→ **Given problem**: Filter the data for lines with the word "снижения", then copy every line so identified.

>> Begin Records for processing

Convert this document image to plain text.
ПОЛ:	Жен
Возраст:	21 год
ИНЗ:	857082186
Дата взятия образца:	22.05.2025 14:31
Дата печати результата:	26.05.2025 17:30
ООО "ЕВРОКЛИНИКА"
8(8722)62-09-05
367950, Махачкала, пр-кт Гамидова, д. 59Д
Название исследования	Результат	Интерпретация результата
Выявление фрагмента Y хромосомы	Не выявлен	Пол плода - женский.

>> End Records for processing
>> Begin Records for processing

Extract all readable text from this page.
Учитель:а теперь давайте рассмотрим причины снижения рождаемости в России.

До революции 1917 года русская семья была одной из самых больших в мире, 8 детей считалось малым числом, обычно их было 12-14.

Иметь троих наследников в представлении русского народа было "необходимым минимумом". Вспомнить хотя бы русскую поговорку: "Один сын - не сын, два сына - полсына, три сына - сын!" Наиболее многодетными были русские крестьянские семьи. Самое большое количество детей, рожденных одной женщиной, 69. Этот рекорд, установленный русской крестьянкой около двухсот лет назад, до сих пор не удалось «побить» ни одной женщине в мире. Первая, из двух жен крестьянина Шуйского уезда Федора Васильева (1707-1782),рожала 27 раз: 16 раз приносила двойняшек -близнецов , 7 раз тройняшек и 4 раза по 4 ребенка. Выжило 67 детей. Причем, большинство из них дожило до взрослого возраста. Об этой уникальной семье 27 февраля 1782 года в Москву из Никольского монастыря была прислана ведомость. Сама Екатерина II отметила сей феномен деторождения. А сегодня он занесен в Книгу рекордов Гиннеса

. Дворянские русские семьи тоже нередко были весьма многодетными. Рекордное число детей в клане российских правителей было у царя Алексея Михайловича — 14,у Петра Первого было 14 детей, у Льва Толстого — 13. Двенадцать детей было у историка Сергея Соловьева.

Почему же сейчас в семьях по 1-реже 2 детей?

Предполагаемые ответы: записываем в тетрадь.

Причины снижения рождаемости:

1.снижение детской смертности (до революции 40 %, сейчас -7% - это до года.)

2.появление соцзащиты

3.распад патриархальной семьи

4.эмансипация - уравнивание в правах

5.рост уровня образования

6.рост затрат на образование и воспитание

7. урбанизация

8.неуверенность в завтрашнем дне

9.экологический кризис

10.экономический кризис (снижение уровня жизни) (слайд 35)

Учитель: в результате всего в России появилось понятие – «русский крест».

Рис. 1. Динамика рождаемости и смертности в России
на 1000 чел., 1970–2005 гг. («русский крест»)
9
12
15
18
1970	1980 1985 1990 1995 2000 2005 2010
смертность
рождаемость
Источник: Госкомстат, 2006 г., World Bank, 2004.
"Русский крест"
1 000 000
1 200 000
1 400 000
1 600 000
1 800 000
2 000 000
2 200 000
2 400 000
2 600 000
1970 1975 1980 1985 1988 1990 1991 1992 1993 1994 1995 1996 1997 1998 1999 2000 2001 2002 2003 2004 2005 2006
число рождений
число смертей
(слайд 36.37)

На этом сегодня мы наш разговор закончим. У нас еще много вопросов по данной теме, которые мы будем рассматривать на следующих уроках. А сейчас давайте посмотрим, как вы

>> End Records for processing
>> Begin Records for processing

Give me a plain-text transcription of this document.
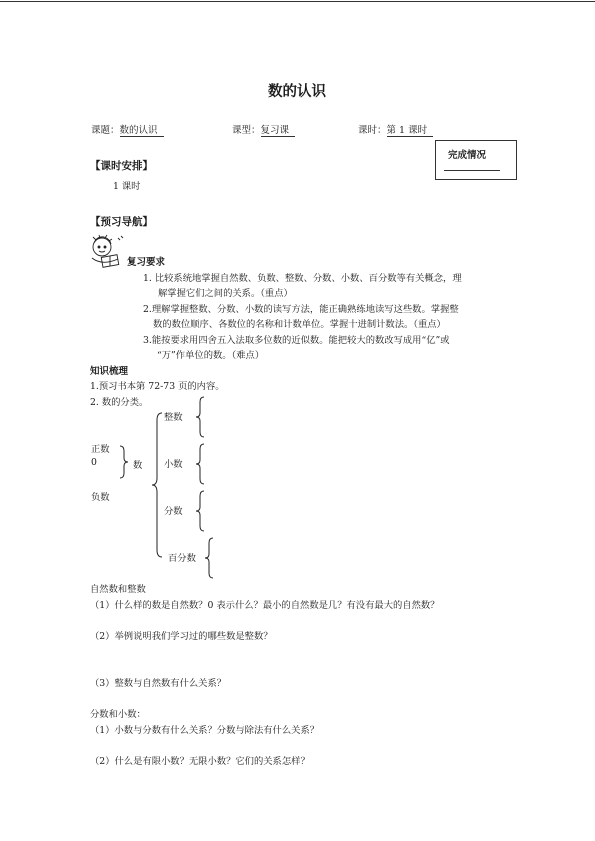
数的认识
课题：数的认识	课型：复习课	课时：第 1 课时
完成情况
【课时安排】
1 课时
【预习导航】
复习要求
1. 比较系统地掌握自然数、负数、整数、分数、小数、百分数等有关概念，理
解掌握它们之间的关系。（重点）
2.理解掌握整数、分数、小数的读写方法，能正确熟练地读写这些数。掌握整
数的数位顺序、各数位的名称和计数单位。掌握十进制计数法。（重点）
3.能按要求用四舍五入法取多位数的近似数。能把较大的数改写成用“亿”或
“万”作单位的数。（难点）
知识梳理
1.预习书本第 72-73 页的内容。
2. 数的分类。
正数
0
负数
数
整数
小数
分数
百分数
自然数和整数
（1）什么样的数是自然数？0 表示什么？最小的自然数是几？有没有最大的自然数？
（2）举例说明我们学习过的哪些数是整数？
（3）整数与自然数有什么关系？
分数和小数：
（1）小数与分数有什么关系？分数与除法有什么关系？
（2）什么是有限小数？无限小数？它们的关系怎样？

>> End Records for processing

→ **Output**:
Учитель:а теперь давайте рассмотрим причины снижения рождаемости в России.
Причины снижения рождаемости:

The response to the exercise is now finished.